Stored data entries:

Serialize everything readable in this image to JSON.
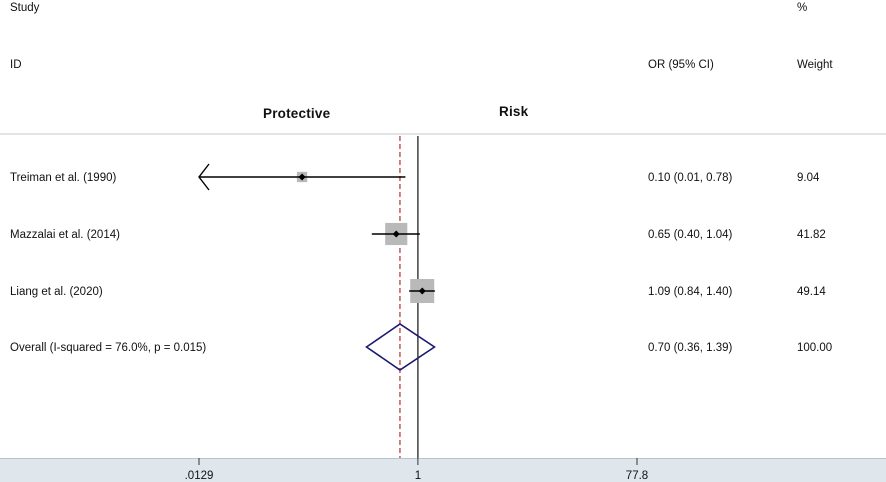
{
  "headers": {
    "study_top": "Study",
    "study_bottom": "ID",
    "or_col": "OR (95% CI)",
    "weight_top": "%",
    "weight_bottom": "Weight"
  },
  "direction_labels": {
    "left": "Protective",
    "right": "Risk"
  },
  "chart_data": {
    "type": "forest",
    "scale": "log",
    "x_ticks": [
      {
        "value": 0.0129,
        "label": ".0129"
      },
      {
        "value": 1,
        "label": "1"
      },
      {
        "value": 77.8,
        "label": "77.8"
      }
    ],
    "xlim": [
      0.0129,
      77.8
    ],
    "null_line": 1,
    "overall_line": 0.7,
    "studies": [
      {
        "label": "Treiman et al.  (1990)",
        "or": 0.1,
        "lo": 0.01,
        "hi": 0.78,
        "ci_text": "0.10 (0.01, 0.78)",
        "weight": 9.04,
        "weight_text": "9.04"
      },
      {
        "label": "Mazzalai et al.  (2014)",
        "or": 0.65,
        "lo": 0.4,
        "hi": 1.04,
        "ci_text": "0.65 (0.40, 1.04)",
        "weight": 41.82,
        "weight_text": "41.82"
      },
      {
        "label": "Liang et al.  (2020)",
        "or": 1.09,
        "lo": 0.84,
        "hi": 1.4,
        "ci_text": "1.09 (0.84, 1.40)",
        "weight": 49.14,
        "weight_text": "49.14"
      }
    ],
    "overall": {
      "label": "Overall  (I-squared = 76.0%, p = 0.015)",
      "or": 0.7,
      "lo": 0.36,
      "hi": 1.39,
      "ci_text": "0.70 (0.36, 1.39)",
      "weight_text": "100.00"
    },
    "colors": {
      "box": "#b9b9b9",
      "diamond": "#1a1a6e",
      "overall_line": "#b03030",
      "null_line": "#111111",
      "ci": "#000000"
    }
  }
}
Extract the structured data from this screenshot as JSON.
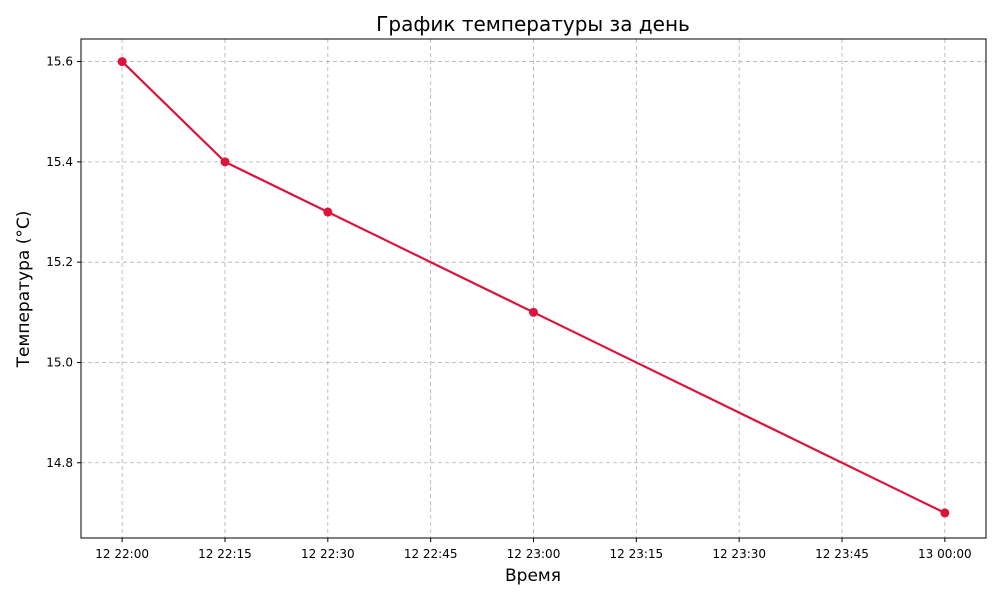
{
  "chart_data": {
    "type": "line",
    "title": "График температуры за день",
    "xlabel": "Время",
    "ylabel": "Температура (°C)",
    "x": [
      "12 22:00",
      "12 22:15",
      "12 22:30",
      "12 23:00",
      "13 00:00"
    ],
    "series": [
      {
        "values": [
          15.6,
          15.4,
          15.3,
          15.1,
          14.7
        ],
        "color": "#dc143c",
        "marker": "circle"
      }
    ],
    "x_ticks": [
      "12 22:00",
      "12 22:15",
      "12 22:30",
      "12 22:45",
      "12 23:00",
      "12 23:15",
      "12 23:30",
      "12 23:45",
      "13 00:00"
    ],
    "y_ticks": [
      "14.8",
      "15.0",
      "15.2",
      "15.4",
      "15.6"
    ],
    "ylim": [
      14.65,
      15.645
    ],
    "xlim": [
      "12 21:54",
      "13 00:06"
    ],
    "grid": true
  }
}
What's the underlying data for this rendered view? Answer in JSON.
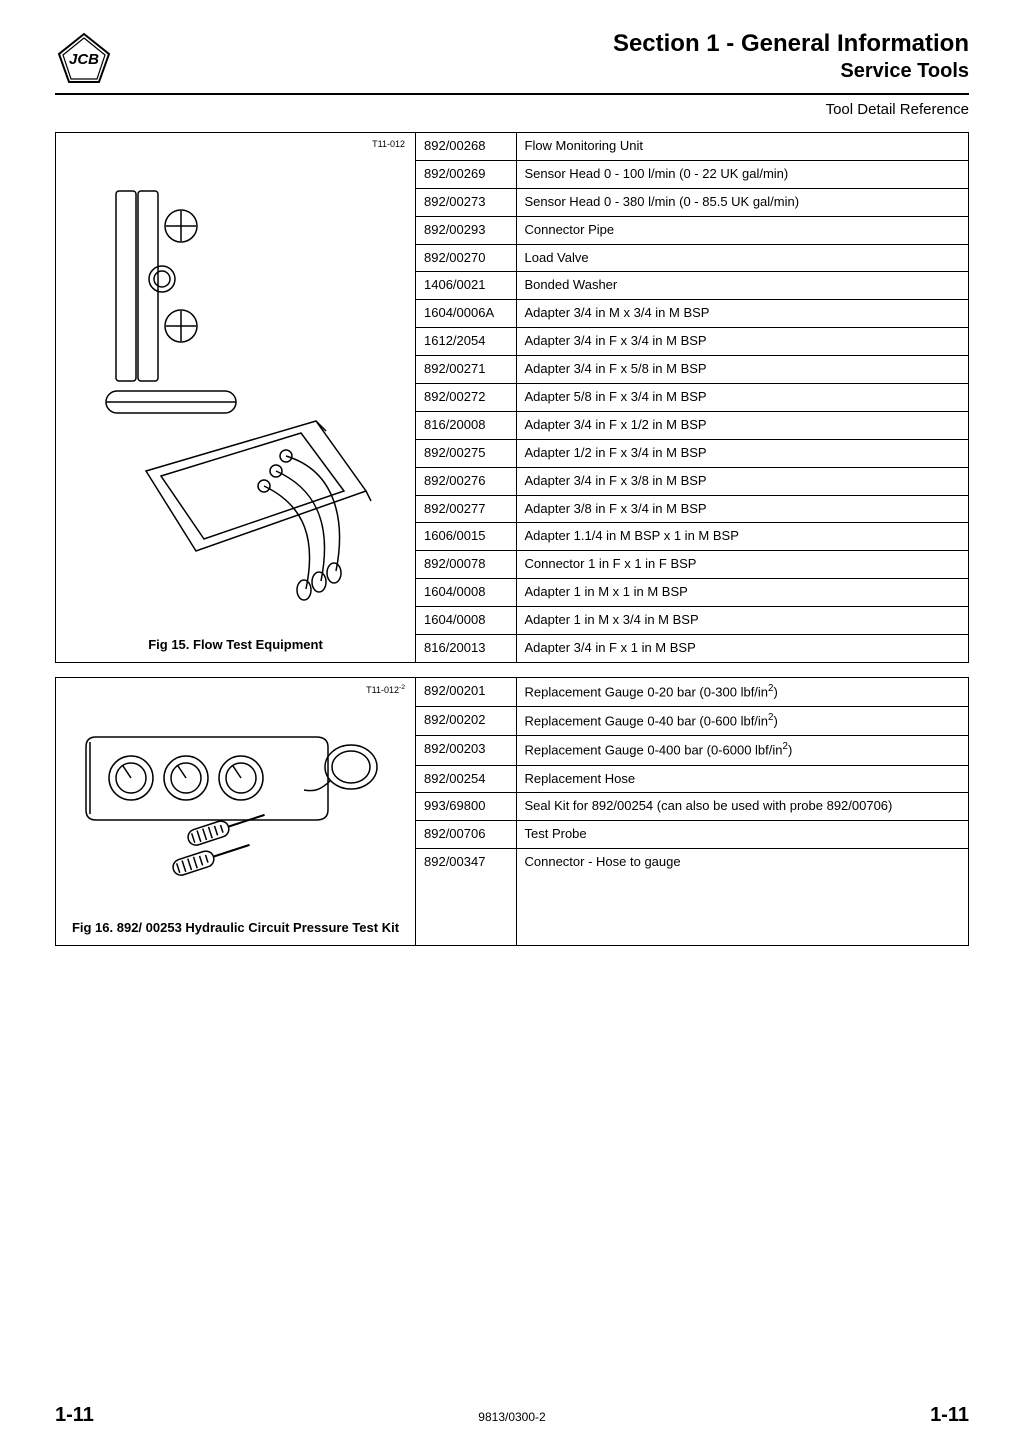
{
  "header": {
    "section": "Section 1 - General Information",
    "sub": "Service Tools",
    "toolRef": "Tool Detail Reference"
  },
  "fig15": {
    "code": "T11-012",
    "caption": "Fig 15. Flow Test Equipment",
    "rows": [
      {
        "pn": "892/00268",
        "desc": "Flow Monitoring Unit"
      },
      {
        "pn": "892/00269",
        "desc": "Sensor Head 0 - 100 l/min (0 - 22 UK gal/min)"
      },
      {
        "pn": "892/00273",
        "desc": "Sensor Head 0 - 380 l/min (0 - 85.5 UK gal/min)"
      },
      {
        "pn": "892/00293",
        "desc": "Connector Pipe"
      },
      {
        "pn": "892/00270",
        "desc": "Load Valve"
      },
      {
        "pn": "1406/0021",
        "desc": "Bonded Washer"
      },
      {
        "pn": "1604/0006A",
        "desc": "Adapter 3/4 in M x 3/4 in M BSP"
      },
      {
        "pn": "1612/2054",
        "desc": "Adapter 3/4 in F x 3/4 in M BSP"
      },
      {
        "pn": "892/00271",
        "desc": "Adapter 3/4 in F x 5/8 in M BSP"
      },
      {
        "pn": "892/00272",
        "desc": "Adapter 5/8 in F x 3/4 in M BSP"
      },
      {
        "pn": "816/20008",
        "desc": "Adapter 3/4 in F x 1/2 in M BSP"
      },
      {
        "pn": "892/00275",
        "desc": "Adapter 1/2 in F x 3/4 in M BSP"
      },
      {
        "pn": "892/00276",
        "desc": "Adapter 3/4 in F x 3/8 in M BSP"
      },
      {
        "pn": "892/00277",
        "desc": "Adapter 3/8 in F x 3/4 in M BSP"
      },
      {
        "pn": "1606/0015",
        "desc": "Adapter 1.1/4 in M BSP x 1 in M BSP"
      },
      {
        "pn": "892/00078",
        "desc": "Connector 1 in F x 1 in F BSP"
      },
      {
        "pn": "1604/0008",
        "desc": "Adapter 1 in M x 1 in M BSP"
      },
      {
        "pn": "1604/0008",
        "desc": "Adapter 1 in M x 3/4 in M BSP"
      },
      {
        "pn": "816/20013",
        "desc": "Adapter 3/4 in F x 1 in M BSP"
      }
    ]
  },
  "fig16": {
    "code": "T11-012",
    "codeSuffix": "-2",
    "caption": "Fig 16. 892/ 00253 Hydraulic Circuit Pressure Test Kit",
    "rows": [
      {
        "pn": "892/00201",
        "desc": "Replacement Gauge 0-20 bar (0-300 lbf/in",
        "sup": "2",
        "descEnd": ")"
      },
      {
        "pn": "892/00202",
        "desc": "Replacement Gauge 0-40 bar (0-600 lbf/in",
        "sup": "2",
        "descEnd": ")"
      },
      {
        "pn": "892/00203",
        "desc": "Replacement Gauge 0-400 bar (0-6000 lbf/in",
        "sup": "2",
        "descEnd": ")"
      },
      {
        "pn": "892/00254",
        "desc": "Replacement Hose"
      },
      {
        "pn": "993/69800",
        "desc": "Seal Kit for 892/00254 (can also be used with probe 892/00706)"
      },
      {
        "pn": "892/00706",
        "desc": "Test Probe"
      },
      {
        "pn": "892/00347",
        "desc": "Connector - Hose to gauge",
        "tall": true
      }
    ]
  },
  "footer": {
    "pageLeft": "1-11",
    "doc": "9813/0300-2",
    "pageRight": "1-11"
  }
}
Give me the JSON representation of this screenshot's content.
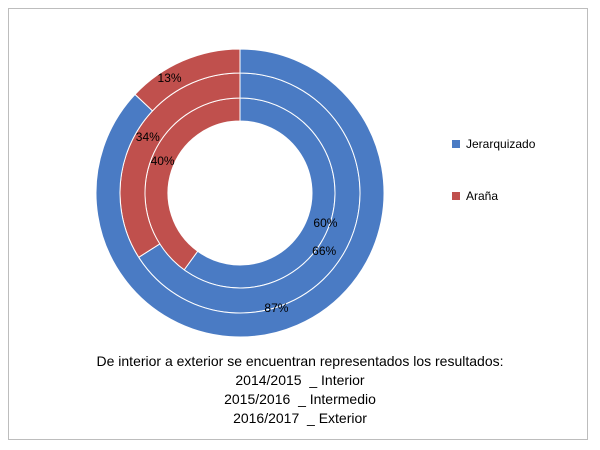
{
  "chart_data": {
    "type": "donut",
    "series": [
      {
        "name": "Jerarquizado",
        "color": "#4A7BC4",
        "values_inner_to_outer": [
          60,
          66,
          87
        ]
      },
      {
        "name": "Araña",
        "color": "#C0504D",
        "values_inner_to_outer": [
          40,
          34,
          13
        ]
      }
    ],
    "data_labels": {
      "Jerarquizado": [
        "60%",
        "66%",
        "87%"
      ],
      "Araña": [
        "40%",
        "34%",
        "13%"
      ]
    }
  },
  "legend": [
    {
      "label": "Jerarquizado",
      "color": "#4A7BC4"
    },
    {
      "label": "Araña",
      "color": "#C0504D"
    }
  ],
  "caption": {
    "line1": "De interior a exterior se encuentran representados los resultados:",
    "line2": "2014/2015  _ Interior",
    "line3": "2015/2016  _ Intermedio",
    "line4": "2016/2017  _ Exterior"
  }
}
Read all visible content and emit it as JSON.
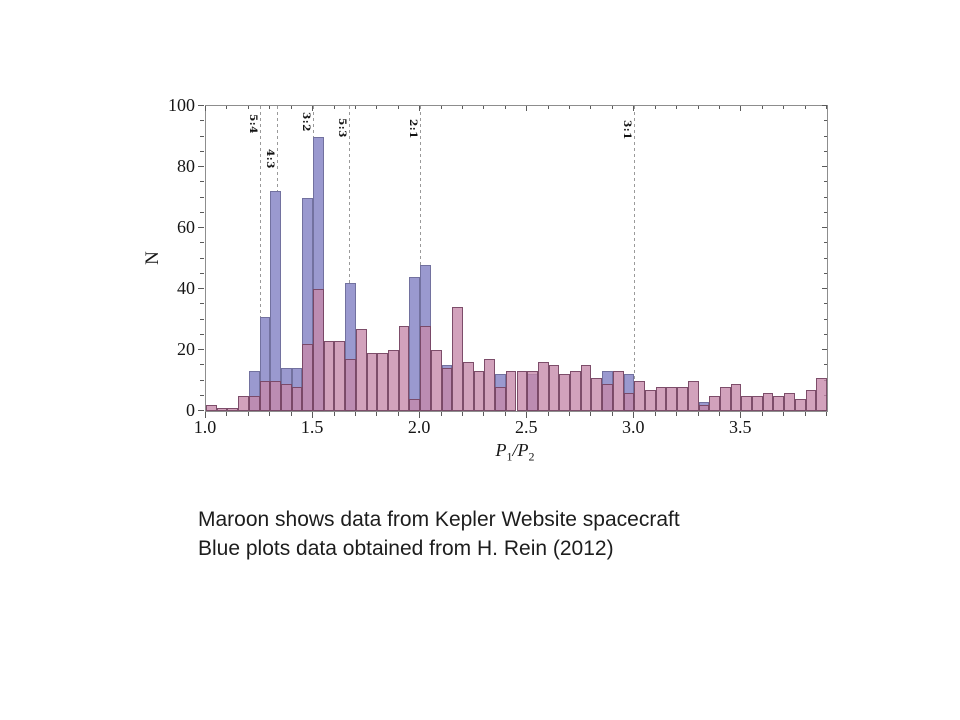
{
  "chart_data": {
    "type": "bar",
    "subtype": "overlaid-histogram",
    "title": "",
    "xlabel": "P1/P2",
    "xlabel_parts": {
      "p1_base": "P",
      "p1_sub": "1",
      "divider": "/",
      "p2_base": "P",
      "p2_sub": "2"
    },
    "ylabel": "N",
    "bin_start": 1.0,
    "bin_width": 0.05,
    "xlim": [
      1.0,
      3.9
    ],
    "ylim": [
      0,
      100
    ],
    "grid": false,
    "legend_position": "none (described in caption below figure)",
    "x_major_ticks": [
      1.0,
      1.5,
      2.0,
      2.5,
      3.0,
      3.5
    ],
    "x_tick_labels": [
      "1.0",
      "1.5",
      "2.0",
      "2.5",
      "3.0",
      "3.5"
    ],
    "x_minor_tick_step": 0.1,
    "y_major_ticks": [
      0,
      20,
      40,
      60,
      80,
      100
    ],
    "y_tick_labels": [
      "0",
      "20",
      "40",
      "60",
      "80",
      "100"
    ],
    "y_minor_tick_step": 5,
    "series": [
      {
        "name": "Kepler Website spacecraft (maroon)",
        "color": "#c588a9",
        "edge_color": "#6e3e5c",
        "values": [
          2,
          1,
          1,
          5,
          5,
          10,
          10,
          9,
          8,
          22,
          40,
          23,
          23,
          17,
          27,
          19,
          19,
          20,
          28,
          4,
          28,
          20,
          14,
          34,
          16,
          13,
          17,
          8,
          13,
          13,
          13,
          16,
          15,
          12,
          13,
          15,
          11,
          9,
          13,
          6,
          10,
          7,
          8,
          8,
          8,
          10,
          2,
          5,
          8,
          9,
          5,
          5,
          6,
          5,
          6,
          4,
          7,
          11
        ]
      },
      {
        "name": "H. Rein (2012) (blue)",
        "color": "#9a99cf",
        "edge_color": "#72719f",
        "values": [
          0,
          0,
          0,
          0,
          13,
          31,
          72,
          14,
          14,
          70,
          90,
          0,
          0,
          42,
          0,
          0,
          0,
          0,
          0,
          44,
          48,
          0,
          15,
          0,
          0,
          0,
          0,
          12,
          0,
          0,
          12,
          0,
          0,
          0,
          0,
          0,
          0,
          13,
          0,
          12,
          0,
          0,
          0,
          0,
          0,
          0,
          3,
          0,
          0,
          0,
          0,
          0,
          0,
          0,
          0,
          0,
          0,
          0
        ]
      }
    ],
    "resonances": [
      {
        "label": "5:4",
        "value": 1.25
      },
      {
        "label": "4:3",
        "value": 1.3333
      },
      {
        "label": "3:2",
        "value": 1.5
      },
      {
        "label": "5:3",
        "value": 1.6667
      },
      {
        "label": "2:1",
        "value": 2.0
      },
      {
        "label": "3:1",
        "value": 3.0
      }
    ],
    "dashed_line_color": "#9a9a9a",
    "frame_color": "#8d8d8d"
  },
  "caption": {
    "line1": "Maroon shows data from Kepler Website spacecraft",
    "line2": "Blue plots data obtained from H. Rein (2012)"
  }
}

PROBLEM REQUIREMENTS =>
Pick out each line containing the string "Connector" and copy it.

EXERCISE OUTPUT =>
        "desc": "Connector Pipe"
        "desc": "Connector 1 in F x 1 in F BSP"
        "desc": "Connector - Hose to gauge",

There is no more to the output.